*Given instruction:*
Quote all entries exactly, leaving pictures aside.

*Raw records:*
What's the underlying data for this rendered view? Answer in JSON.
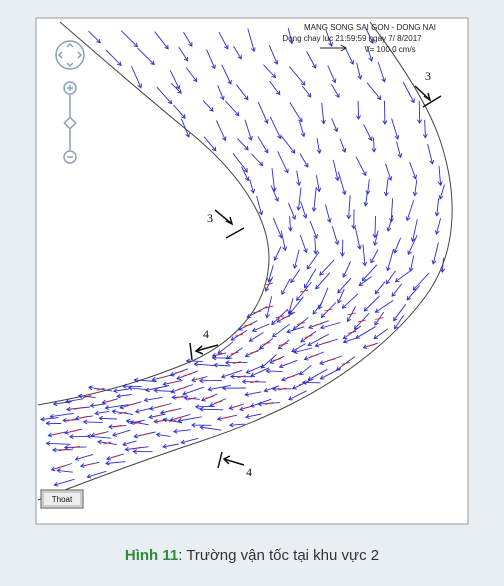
{
  "figure": {
    "header_lines": [
      "MANG SONG SAI GON - DONG NAI",
      "Dong chay luc 21:59:59 ngay  7/ 8/2017"
    ],
    "scale_label": "V= 100.0 cm/s",
    "section_labels": [
      "3",
      "3",
      "4",
      "4"
    ],
    "button": "Thoat",
    "caption": {
      "label": "Hình 11",
      "text": ": Trường vận tốc tại khu vực 2"
    }
  }
}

*Reply:*
What's the underlying data for this rendered view? Answer in JSON.
{
  "figure": {
    "header_lines": [
      "MANG SONG SAI GON - DONG NAI",
      "Dong chay luc 21:59:59 ngay  7/ 8/2017"
    ],
    "scale_label": "V= 100.0 cm/s",
    "section_labels": [
      "3",
      "3",
      "4",
      "4"
    ],
    "button": "Thoat",
    "caption": {
      "label": "Hình 11",
      "text": ": Trường vận tốc tại khu vực 2"
    }
  }
}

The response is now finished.